_WHAT YOU HAVE TO DO_. Extract the lines that hold the string "中班年龄段幼儿出生于".

━━━━━━━━━━━━━━━━━━━━━━━━━━━━━━

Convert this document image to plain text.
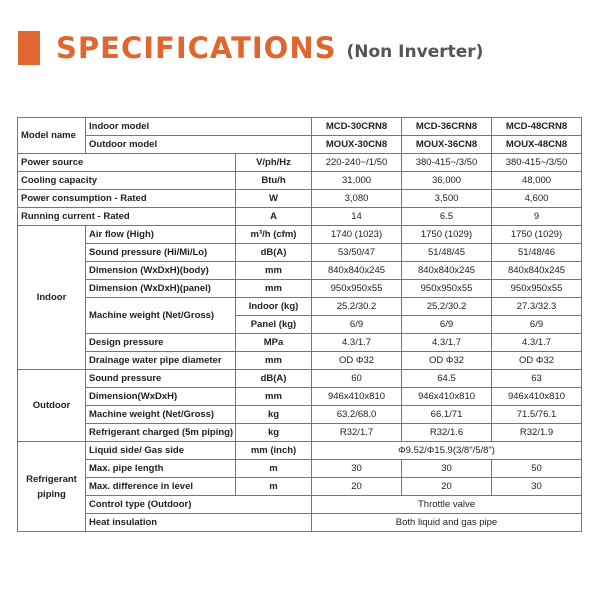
SPECIFICATIONS (Non Inverter)
Model name	Indoor model		MCD-30CRN8	MCD-36CRN8	MCD-48CRN8
	Outdoor model		MOUX-30CN8	MOUX-36CN8	MOUX-48CN8
Power source		V/ph/Hz	220-240~/1/50	380-415~/3/50	380-415~/3/50
Cooling capacity		Btu/h	31,000	36,000	48,000
Power consumption - Rated		W	3,080	3,500	4,600
Running current - Rated		A	14	6.5	9
Indoor	Air flow (High)	m³/h (cfm)	1740 (1023)	1750 (1029)	1750 (1029)
	Sound pressure (Hi/Mi/Lo)	dB(A)	53/50/47	51/48/45	51/48/46
	Dimension (WxDxH)(body)	mm	840x840x245	840x840x245	840x840x245
	Dimension (WxDxH)(panel)	mm	950x950x55	950x950x55	950x950x55
	Machine weight (Net/Gross)	Indoor (kg)	25.2/30.2	25.2/30.2	27.3/32.3
		Panel (kg)	6/9	6/9	6/9
	Design pressure	MPa	4.3/1.7	4.3/1.7	4.3/1.7
	Drainage water pipe diameter	mm	OD Φ32	OD Φ32	OD Φ32
Outdoor	Sound pressure	dB(A)	60	64.5	63
	Dimension(WxDxH)	mm	946x410x810	946x410x810	946x410x810
	Machine weight (Net/Gross)	kg	63.2/68.0	66.1/71	71.5/76.1
	Refrigerant charged (5m piping)	kg	R32/1.7	R32/1.6	R32/1.9
Refrigerant
piping	Liquid side/ Gas side	mm (inch)	Φ9.52/Φ15.9(3/8"/5/8")		
	Max. pipe length	m	30	30	50
	Max. difference in level	m	20	20	30
	Control type (Outdoor)		Throttle valve		
	Heat insulation		Both liquid and gas pipe		
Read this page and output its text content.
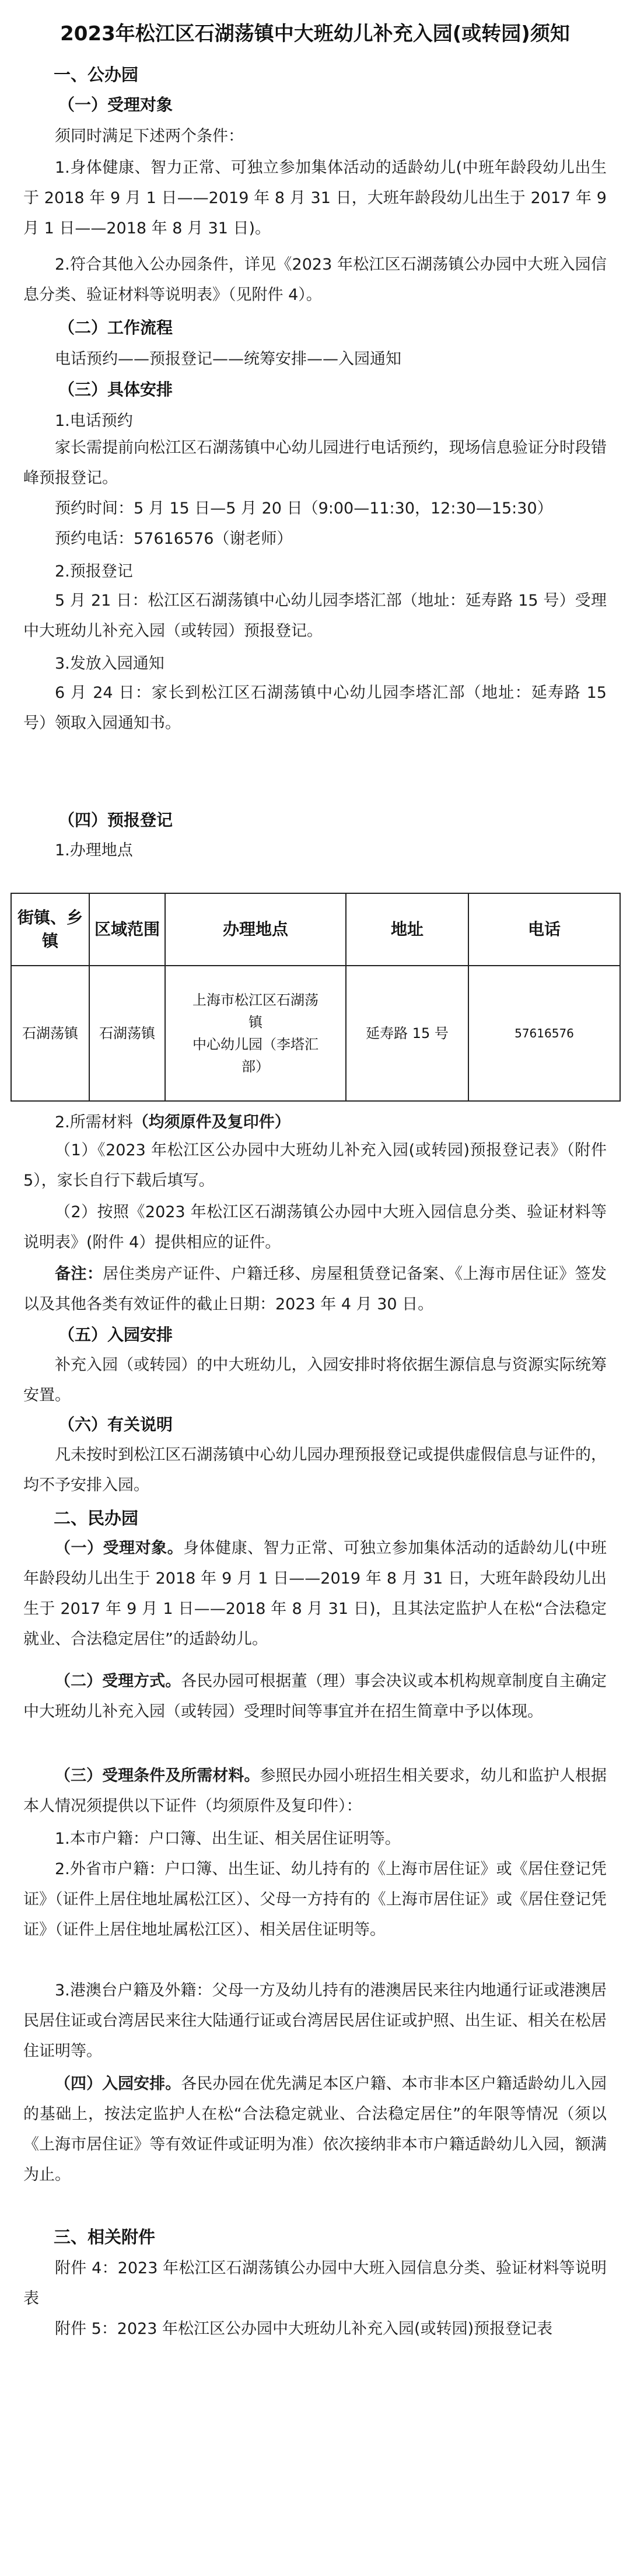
2023年松江区石湖荡镇中大班幼儿补充入园(或转园)须知
一、公办园
（一）受理对象
须同时满足下述两个条件：
1.身体健康、智力正常、可独立参加集体活动的适龄幼儿(中班年龄段幼儿出生于 2018 年 9 月 1 日——2019 年 8 月 31 日，大班年龄段幼儿出生于 2017 年 9 月 1 日——2018 年 8 月 31 日)。
2.符合其他入公办园条件，详见《2023 年松江区石湖荡镇公办园中大班入园信息分类、验证材料等说明表》（见附件 4）。
（二）工作流程
电话预约——预报登记——统筹安排——入园通知
（三）具体安排
1.电话预约
家长需提前向松江区石湖荡镇中心幼儿园进行电话预约，现场信息验证分时段错峰预报登记。
预约时间：5 月 15 日—5 月 20 日（9:00—11:30，12:30—15:30）
预约电话：57616576（谢老师）
2.预报登记
5 月 21 日：松江区石湖荡镇中心幼儿园李塔汇部（地址：延寿路 15 号）受理中大班幼儿补充入园（或转园）预报登记。
3.发放入园通知
6 月 24 日：家长到松江区石湖荡镇中心幼儿园李塔汇部（地址：延寿路 15 号）领取入园通知书。
（四）预报登记
1.办理地点
街镇、乡镇	区域范围	办理地点	地址	电话
石湖荡镇	石湖荡镇	上海市松江区石湖荡
镇
中心幼儿园（李塔汇
部）	延寿路 15 号	57616576
2.所需材料（均须原件及复印件）
（1）《2023 年松江区公办园中大班幼儿补充入园(或转园)预报登记表》（附件 5），家长自行下载后填写。
（2）按照《2023 年松江区石湖荡镇公办园中大班入园信息分类、验证材料等说明表》(附件 4）提供相应的证件。
备注：居住类房产证件、户籍迁移、房屋租赁登记备案、《上海市居住证》签发以及其他各类有效证件的截止日期：2023 年 4 月 30 日。
（五）入园安排
补充入园（或转园）的中大班幼儿，入园安排时将依据生源信息与资源实际统筹安置。
（六）有关说明
凡未按时到松江区石湖荡镇中心幼儿园办理预报登记或提供虚假信息与证件的，均不予安排入园。
二、民办园
（一）受理对象。身体健康、智力正常、可独立参加集体活动的适龄幼儿(中班年龄段幼儿出生于 2018 年 9 月 1 日——2019 年 8 月 31 日，大班年龄段幼儿出生于 2017 年 9 月 1 日——2018 年 8 月 31 日)，且其法定监护人在松“合法稳定就业、合法稳定居住”的适龄幼儿。
（二）受理方式。各民办园可根据董（理）事会决议或本机构规章制度自主确定中大班幼儿补充入园（或转园）受理时间等事宜并在招生简章中予以体现。
（三）受理条件及所需材料。参照民办园小班招生相关要求，幼儿和监护人根据本人情况须提供以下证件（均须原件及复印件）：
1.本市户籍：户口簿、出生证、相关居住证明等。
2.外省市户籍：户口簿、出生证、幼儿持有的《上海市居住证》或《居住登记凭证》（证件上居住地址属松江区）、父母一方持有的《上海市居住证》或《居住登记凭证》（证件上居住地址属松江区）、相关居住证明等。
3.港澳台户籍及外籍：父母一方及幼儿持有的港澳居民来往内地通行证或港澳居民居住证或台湾居民来往大陆通行证或台湾居民居住证或护照、出生证、相关在松居住证明等。
（四）入园安排。各民办园在优先满足本区户籍、本市非本区户籍适龄幼儿入园的基础上，按法定监护人在松“合法稳定就业、合法稳定居住”的年限等情况（须以《上海市居住证》等有效证件或证明为准）依次接纳非本市户籍适龄幼儿入园，额满为止。
三、相关附件
附件 4：2023 年松江区石湖荡镇公办园中大班入园信息分类、验证材料等说明表
附件 5：2023 年松江区公办园中大班幼儿补充入园(或转园)预报登记表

━━━━━━━━━━━━━━━━━━━━━━━━━━━━━━

_FINAL ANSWER_.
1.身体健康、智力正常、可独立参加集体活动的适龄幼儿(中班年龄段幼儿出生于 2018 年 9 月 1 日——2019 年 8 月 31 日，大班年龄段幼儿出生于 2017 年 9 月 1 日——2018 年 8 月 31 日)。
（一）受理对象。身体健康、智力正常、可独立参加集体活动的适龄幼儿(中班年龄段幼儿出生于 2018 年 9 月 1 日——2019 年 8 月 31 日，大班年龄段幼儿出生于 2017 年 9 月 1 日——2018 年 8 月 31 日)，且其法定监护人在松“合法稳定就业、合法稳定居住”的适龄幼儿。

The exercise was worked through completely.